Data entries:
(begin)

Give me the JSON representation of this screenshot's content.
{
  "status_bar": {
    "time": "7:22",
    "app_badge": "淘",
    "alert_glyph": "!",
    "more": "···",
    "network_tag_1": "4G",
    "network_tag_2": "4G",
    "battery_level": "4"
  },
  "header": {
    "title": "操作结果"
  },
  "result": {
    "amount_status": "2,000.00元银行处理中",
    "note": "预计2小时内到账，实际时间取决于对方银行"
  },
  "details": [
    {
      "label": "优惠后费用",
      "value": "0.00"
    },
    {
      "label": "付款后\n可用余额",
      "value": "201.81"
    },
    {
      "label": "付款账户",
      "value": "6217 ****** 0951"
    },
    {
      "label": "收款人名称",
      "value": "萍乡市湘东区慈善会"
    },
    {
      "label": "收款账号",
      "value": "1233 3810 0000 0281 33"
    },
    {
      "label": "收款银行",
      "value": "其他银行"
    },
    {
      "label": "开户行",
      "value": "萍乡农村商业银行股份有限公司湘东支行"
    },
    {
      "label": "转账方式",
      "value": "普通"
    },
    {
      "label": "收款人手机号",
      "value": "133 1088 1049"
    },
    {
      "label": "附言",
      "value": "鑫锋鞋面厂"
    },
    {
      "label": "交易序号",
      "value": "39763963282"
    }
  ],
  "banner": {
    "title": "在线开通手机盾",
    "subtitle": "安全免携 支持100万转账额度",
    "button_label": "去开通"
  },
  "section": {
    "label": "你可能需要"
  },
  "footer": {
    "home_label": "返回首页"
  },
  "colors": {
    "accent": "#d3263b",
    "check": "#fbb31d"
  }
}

(end)

## Exercise description
Using the listing above, retype each line exactly.

## Output for this task
Give me the JSON representation of this screenshot's content.
{
  "status_bar": {
    "time": "7:22",
    "app_badge": "淘",
    "alert_glyph": "!",
    "more": "···",
    "network_tag_1": "4G",
    "network_tag_2": "4G",
    "battery_level": "4"
  },
  "header": {
    "title": "操作结果"
  },
  "result": {
    "amount_status": "2,000.00元银行处理中",
    "note": "预计2小时内到账，实际时间取决于对方银行"
  },
  "details": [
    {
      "label": "优惠后费用",
      "value": "0.00"
    },
    {
      "label": "付款后\n可用余额",
      "value": "201.81"
    },
    {
      "label": "付款账户",
      "value": "6217 ****** 0951"
    },
    {
      "label": "收款人名称",
      "value": "萍乡市湘东区慈善会"
    },
    {
      "label": "收款账号",
      "value": "1233 3810 0000 0281 33"
    },
    {
      "label": "收款银行",
      "value": "其他银行"
    },
    {
      "label": "开户行",
      "value": "萍乡农村商业银行股份有限公司湘东支行"
    },
    {
      "label": "转账方式",
      "value": "普通"
    },
    {
      "label": "收款人手机号",
      "value": "133 1088 1049"
    },
    {
      "label": "附言",
      "value": "鑫锋鞋面厂"
    },
    {
      "label": "交易序号",
      "value": "39763963282"
    }
  ],
  "banner": {
    "title": "在线开通手机盾",
    "subtitle": "安全免携 支持100万转账额度",
    "button_label": "去开通"
  },
  "section": {
    "label": "你可能需要"
  },
  "footer": {
    "home_label": "返回首页"
  },
  "colors": {
    "accent": "#d3263b",
    "check": "#fbb31d"
  }
}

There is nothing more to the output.